**To be done:**
Track down each line that has the word "Technology" and copy it.

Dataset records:

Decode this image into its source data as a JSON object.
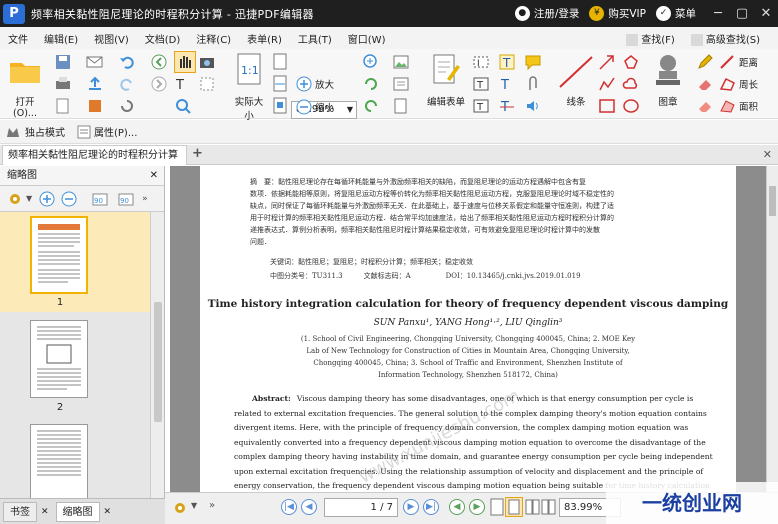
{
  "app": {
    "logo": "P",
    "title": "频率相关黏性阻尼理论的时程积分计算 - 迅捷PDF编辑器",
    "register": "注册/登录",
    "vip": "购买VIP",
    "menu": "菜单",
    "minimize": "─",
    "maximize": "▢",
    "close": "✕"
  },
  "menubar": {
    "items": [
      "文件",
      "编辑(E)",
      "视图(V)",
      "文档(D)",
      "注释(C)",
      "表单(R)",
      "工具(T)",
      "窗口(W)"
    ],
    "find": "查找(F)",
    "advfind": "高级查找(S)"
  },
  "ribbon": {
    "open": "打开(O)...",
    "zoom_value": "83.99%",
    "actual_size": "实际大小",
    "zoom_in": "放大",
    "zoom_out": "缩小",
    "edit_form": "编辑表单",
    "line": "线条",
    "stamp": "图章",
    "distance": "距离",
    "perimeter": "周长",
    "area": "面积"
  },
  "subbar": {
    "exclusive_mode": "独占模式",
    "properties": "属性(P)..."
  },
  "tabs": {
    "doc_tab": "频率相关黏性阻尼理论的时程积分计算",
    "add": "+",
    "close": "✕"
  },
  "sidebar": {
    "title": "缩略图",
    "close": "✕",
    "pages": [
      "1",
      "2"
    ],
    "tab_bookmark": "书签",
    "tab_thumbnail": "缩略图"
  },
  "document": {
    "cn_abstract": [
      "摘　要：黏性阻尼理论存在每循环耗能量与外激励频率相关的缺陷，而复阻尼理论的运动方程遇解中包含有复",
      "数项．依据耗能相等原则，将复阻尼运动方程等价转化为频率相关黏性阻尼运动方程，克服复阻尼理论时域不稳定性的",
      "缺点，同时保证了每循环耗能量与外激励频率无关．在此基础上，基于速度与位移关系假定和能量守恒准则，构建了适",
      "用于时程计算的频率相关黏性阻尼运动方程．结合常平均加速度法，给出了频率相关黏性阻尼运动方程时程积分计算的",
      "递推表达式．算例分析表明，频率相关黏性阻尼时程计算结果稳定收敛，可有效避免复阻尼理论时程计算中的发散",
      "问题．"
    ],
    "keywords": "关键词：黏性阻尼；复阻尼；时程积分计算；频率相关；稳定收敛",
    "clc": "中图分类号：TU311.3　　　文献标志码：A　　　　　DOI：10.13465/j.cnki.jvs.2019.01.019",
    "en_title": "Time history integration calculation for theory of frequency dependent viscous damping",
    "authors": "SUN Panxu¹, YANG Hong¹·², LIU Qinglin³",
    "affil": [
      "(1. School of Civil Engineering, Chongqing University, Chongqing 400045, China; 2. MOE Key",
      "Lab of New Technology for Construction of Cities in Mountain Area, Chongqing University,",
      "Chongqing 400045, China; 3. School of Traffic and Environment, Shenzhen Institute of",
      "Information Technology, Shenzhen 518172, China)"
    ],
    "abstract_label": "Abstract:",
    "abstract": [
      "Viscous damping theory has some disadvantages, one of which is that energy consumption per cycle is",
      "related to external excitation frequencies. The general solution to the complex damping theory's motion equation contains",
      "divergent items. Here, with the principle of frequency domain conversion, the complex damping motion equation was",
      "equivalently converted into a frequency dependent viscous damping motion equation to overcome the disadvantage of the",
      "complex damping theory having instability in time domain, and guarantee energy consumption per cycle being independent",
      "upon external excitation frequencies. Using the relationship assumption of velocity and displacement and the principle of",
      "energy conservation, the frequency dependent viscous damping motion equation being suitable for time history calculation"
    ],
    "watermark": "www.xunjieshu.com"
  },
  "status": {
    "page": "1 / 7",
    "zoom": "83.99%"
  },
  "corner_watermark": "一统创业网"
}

---

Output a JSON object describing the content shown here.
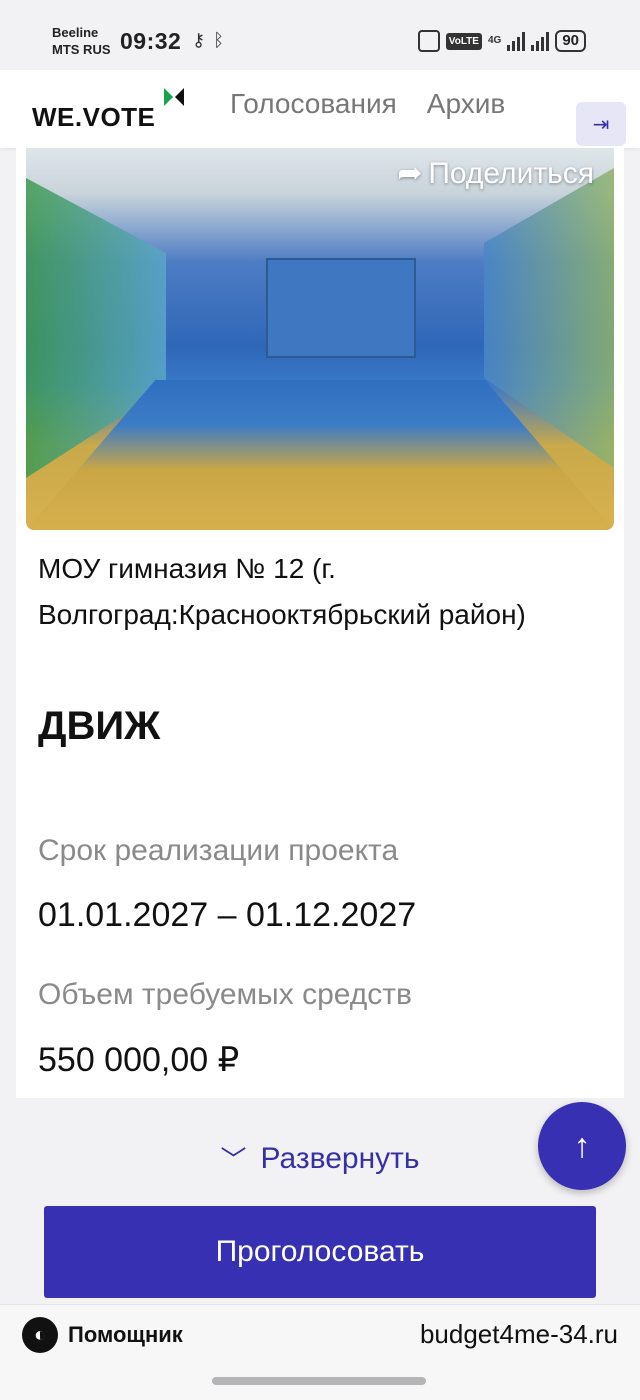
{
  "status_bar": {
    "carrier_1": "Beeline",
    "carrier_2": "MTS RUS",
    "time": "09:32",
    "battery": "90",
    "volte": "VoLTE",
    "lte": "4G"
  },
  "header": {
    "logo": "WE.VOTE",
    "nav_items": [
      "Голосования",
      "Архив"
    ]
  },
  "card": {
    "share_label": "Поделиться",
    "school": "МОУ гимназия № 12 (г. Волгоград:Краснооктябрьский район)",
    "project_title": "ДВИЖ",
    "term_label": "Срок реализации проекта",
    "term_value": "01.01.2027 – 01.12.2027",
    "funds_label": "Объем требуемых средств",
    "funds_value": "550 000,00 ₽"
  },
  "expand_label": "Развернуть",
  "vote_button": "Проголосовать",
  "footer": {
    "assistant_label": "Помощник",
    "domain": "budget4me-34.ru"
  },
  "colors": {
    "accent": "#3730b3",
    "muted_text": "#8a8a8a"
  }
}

**Correct answer:**
      "Lab of New Technology for Construction of Cities in Mountain Area, Chongqing University,",
      "Information Technology, Shenzhen 518172, China)"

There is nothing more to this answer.